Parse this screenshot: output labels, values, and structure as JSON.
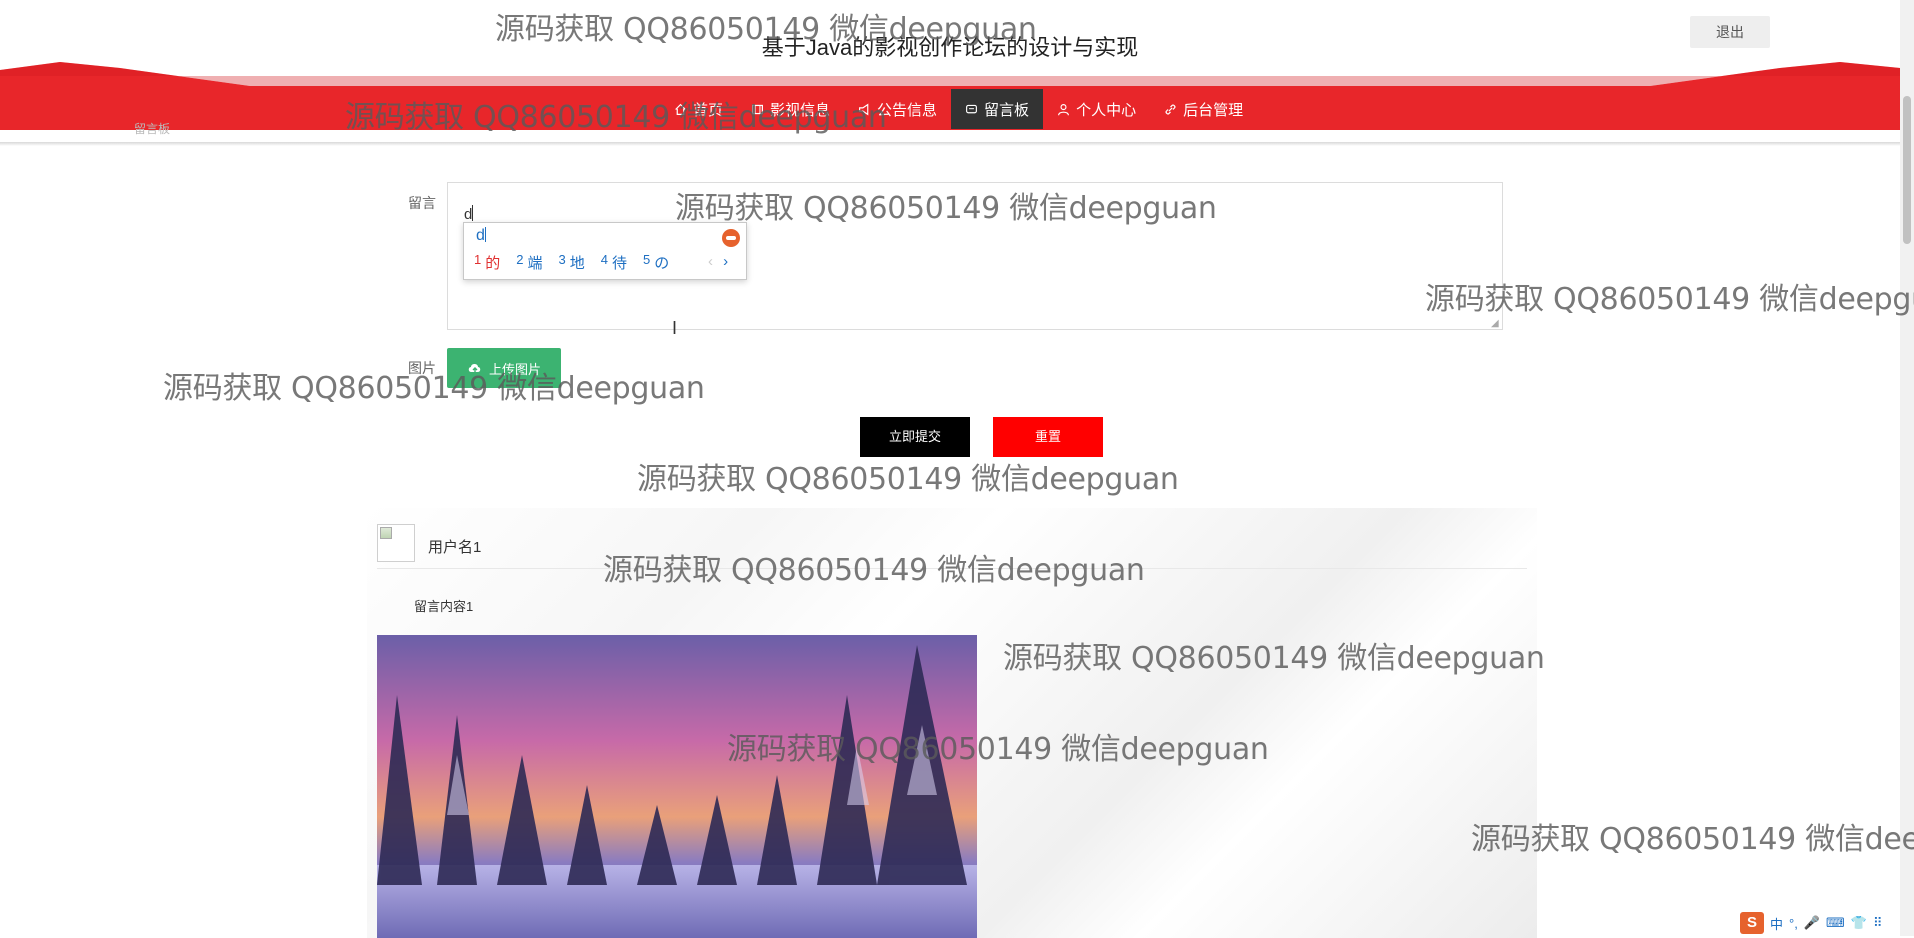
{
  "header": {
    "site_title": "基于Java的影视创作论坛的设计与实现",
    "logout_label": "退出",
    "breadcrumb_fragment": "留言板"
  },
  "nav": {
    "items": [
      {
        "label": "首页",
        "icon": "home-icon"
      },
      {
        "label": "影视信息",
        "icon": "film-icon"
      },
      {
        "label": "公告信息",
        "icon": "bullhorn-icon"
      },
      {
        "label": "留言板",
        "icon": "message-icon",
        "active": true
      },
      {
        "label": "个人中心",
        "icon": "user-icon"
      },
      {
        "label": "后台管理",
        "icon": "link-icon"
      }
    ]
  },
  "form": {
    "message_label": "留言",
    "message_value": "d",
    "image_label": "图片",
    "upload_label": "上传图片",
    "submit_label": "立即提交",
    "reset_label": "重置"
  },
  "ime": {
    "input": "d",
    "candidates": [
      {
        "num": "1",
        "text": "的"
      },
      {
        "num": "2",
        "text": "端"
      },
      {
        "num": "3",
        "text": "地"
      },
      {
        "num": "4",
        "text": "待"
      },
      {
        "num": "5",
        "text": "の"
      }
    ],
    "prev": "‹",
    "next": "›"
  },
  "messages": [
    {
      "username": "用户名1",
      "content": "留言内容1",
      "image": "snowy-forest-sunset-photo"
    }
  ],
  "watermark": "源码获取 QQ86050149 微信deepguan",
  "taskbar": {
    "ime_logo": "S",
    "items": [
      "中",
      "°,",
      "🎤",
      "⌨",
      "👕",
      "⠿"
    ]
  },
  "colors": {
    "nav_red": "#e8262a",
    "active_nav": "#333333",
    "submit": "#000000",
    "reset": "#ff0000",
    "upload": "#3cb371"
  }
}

____________________

Your objective: Go through the entries above and pull out each line with "icon" in it.

Solution for this exercise:
        "icon": "home-icon"
        "icon": "film-icon"
        "icon": "bullhorn-icon"
        "icon": "message-icon",
        "icon": "user-icon"
        "icon": "link-icon"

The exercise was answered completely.